- _The problem_: Transcribe every line exactly. Leave the pictures behind.

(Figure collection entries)
◇ ◇ ◇
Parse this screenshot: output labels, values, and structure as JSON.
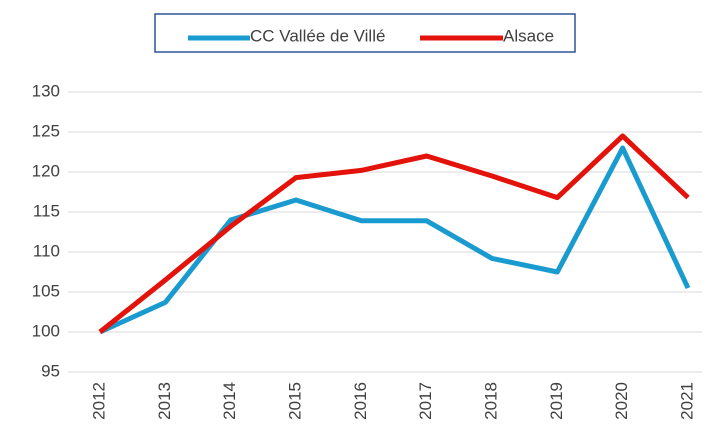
{
  "chart_data": {
    "type": "line",
    "categories": [
      "2012",
      "2013",
      "2014",
      "2015",
      "2016",
      "2017",
      "2018",
      "2019",
      "2020",
      "2021"
    ],
    "series": [
      {
        "name": "CC Vallée de Villé",
        "color": "#1a9bd0",
        "values": [
          100,
          103.7,
          114,
          116.5,
          113.9,
          113.9,
          109.2,
          107.5,
          123,
          105.5
        ]
      },
      {
        "name": "Alsace",
        "color": "#e3120b",
        "values": [
          100,
          106.5,
          113.2,
          119.3,
          120.2,
          122,
          119.5,
          116.8,
          124.5,
          116.8
        ]
      }
    ],
    "ylim": [
      95,
      130
    ],
    "yticks": [
      95,
      100,
      105,
      110,
      115,
      120,
      125,
      130
    ],
    "grid": true,
    "legend": "top"
  }
}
◇ ◇ ◇
- _Response_:
Parse this screenshot: output labels, values, and structure as JSON.
{
  "chart_data": {
    "type": "line",
    "categories": [
      "2012",
      "2013",
      "2014",
      "2015",
      "2016",
      "2017",
      "2018",
      "2019",
      "2020",
      "2021"
    ],
    "series": [
      {
        "name": "CC Vallée de Villé",
        "color": "#1a9bd0",
        "values": [
          100,
          103.7,
          114,
          116.5,
          113.9,
          113.9,
          109.2,
          107.5,
          123,
          105.5
        ]
      },
      {
        "name": "Alsace",
        "color": "#e3120b",
        "values": [
          100,
          106.5,
          113.2,
          119.3,
          120.2,
          122,
          119.5,
          116.8,
          124.5,
          116.8
        ]
      }
    ],
    "ylim": [
      95,
      130
    ],
    "yticks": [
      95,
      100,
      105,
      110,
      115,
      120,
      125,
      130
    ],
    "grid": true,
    "legend": "top"
  }
}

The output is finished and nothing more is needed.